---- Data to use

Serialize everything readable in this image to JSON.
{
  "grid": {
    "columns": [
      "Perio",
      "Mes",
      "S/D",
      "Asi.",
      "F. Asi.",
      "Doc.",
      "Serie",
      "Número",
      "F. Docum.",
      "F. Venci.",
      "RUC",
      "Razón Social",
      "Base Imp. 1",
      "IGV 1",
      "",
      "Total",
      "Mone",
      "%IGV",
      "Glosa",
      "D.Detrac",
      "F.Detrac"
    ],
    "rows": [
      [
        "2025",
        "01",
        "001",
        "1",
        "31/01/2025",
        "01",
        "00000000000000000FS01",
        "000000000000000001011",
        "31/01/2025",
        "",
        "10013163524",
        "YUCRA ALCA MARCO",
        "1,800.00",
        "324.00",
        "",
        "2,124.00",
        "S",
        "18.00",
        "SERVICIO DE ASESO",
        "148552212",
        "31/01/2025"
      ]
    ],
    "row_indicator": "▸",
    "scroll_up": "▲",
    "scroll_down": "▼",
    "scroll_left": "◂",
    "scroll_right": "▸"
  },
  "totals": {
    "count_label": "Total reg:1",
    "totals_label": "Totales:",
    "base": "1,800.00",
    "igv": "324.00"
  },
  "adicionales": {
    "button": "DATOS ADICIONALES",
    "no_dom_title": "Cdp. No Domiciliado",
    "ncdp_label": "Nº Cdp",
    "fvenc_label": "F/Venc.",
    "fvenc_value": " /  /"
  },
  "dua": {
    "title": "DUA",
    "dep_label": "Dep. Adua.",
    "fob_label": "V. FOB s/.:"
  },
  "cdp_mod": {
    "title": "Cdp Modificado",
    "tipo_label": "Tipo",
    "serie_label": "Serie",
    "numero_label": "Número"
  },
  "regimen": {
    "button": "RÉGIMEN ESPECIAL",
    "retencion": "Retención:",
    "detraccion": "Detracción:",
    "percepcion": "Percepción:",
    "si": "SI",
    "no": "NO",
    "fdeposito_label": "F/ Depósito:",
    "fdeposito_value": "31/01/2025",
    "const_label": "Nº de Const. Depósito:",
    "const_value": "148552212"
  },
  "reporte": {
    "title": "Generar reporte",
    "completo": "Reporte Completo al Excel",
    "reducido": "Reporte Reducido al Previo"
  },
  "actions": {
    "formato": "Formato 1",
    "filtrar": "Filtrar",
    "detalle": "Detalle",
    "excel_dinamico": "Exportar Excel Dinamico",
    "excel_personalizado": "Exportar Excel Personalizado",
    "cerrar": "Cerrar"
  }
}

--------

**Set task:** Transcribe the full listing above without leaving anything out.

**Response below:**
Serialize everything readable in this image to JSON.
{
  "grid": {
    "columns": [
      "Perio",
      "Mes",
      "S/D",
      "Asi.",
      "F. Asi.",
      "Doc.",
      "Serie",
      "Número",
      "F. Docum.",
      "F. Venci.",
      "RUC",
      "Razón Social",
      "Base Imp. 1",
      "IGV 1",
      "",
      "Total",
      "Mone",
      "%IGV",
      "Glosa",
      "D.Detrac",
      "F.Detrac"
    ],
    "rows": [
      [
        "2025",
        "01",
        "001",
        "1",
        "31/01/2025",
        "01",
        "00000000000000000FS01",
        "000000000000000001011",
        "31/01/2025",
        "",
        "10013163524",
        "YUCRA ALCA MARCO",
        "1,800.00",
        "324.00",
        "",
        "2,124.00",
        "S",
        "18.00",
        "SERVICIO DE ASESO",
        "148552212",
        "31/01/2025"
      ]
    ],
    "row_indicator": "▸",
    "scroll_up": "▲",
    "scroll_down": "▼",
    "scroll_left": "◂",
    "scroll_right": "▸"
  },
  "totals": {
    "count_label": "Total reg:1",
    "totals_label": "Totales:",
    "base": "1,800.00",
    "igv": "324.00"
  },
  "adicionales": {
    "button": "DATOS ADICIONALES",
    "no_dom_title": "Cdp. No Domiciliado",
    "ncdp_label": "Nº Cdp",
    "fvenc_label": "F/Venc.",
    "fvenc_value": " /  /"
  },
  "dua": {
    "title": "DUA",
    "dep_label": "Dep. Adua.",
    "fob_label": "V. FOB s/.:"
  },
  "cdp_mod": {
    "title": "Cdp Modificado",
    "tipo_label": "Tipo",
    "serie_label": "Serie",
    "numero_label": "Número"
  },
  "regimen": {
    "button": "RÉGIMEN ESPECIAL",
    "retencion": "Retención:",
    "detraccion": "Detracción:",
    "percepcion": "Percepción:",
    "si": "SI",
    "no": "NO",
    "fdeposito_label": "F/ Depósito:",
    "fdeposito_value": "31/01/2025",
    "const_label": "Nº de Const. Depósito:",
    "const_value": "148552212"
  },
  "reporte": {
    "title": "Generar reporte",
    "completo": "Reporte Completo al Excel",
    "reducido": "Reporte Reducido al Previo"
  },
  "actions": {
    "formato": "Formato 1",
    "filtrar": "Filtrar",
    "detalle": "Detalle",
    "excel_dinamico": "Exportar Excel Dinamico",
    "excel_personalizado": "Exportar Excel Personalizado",
    "cerrar": "Cerrar"
  }
}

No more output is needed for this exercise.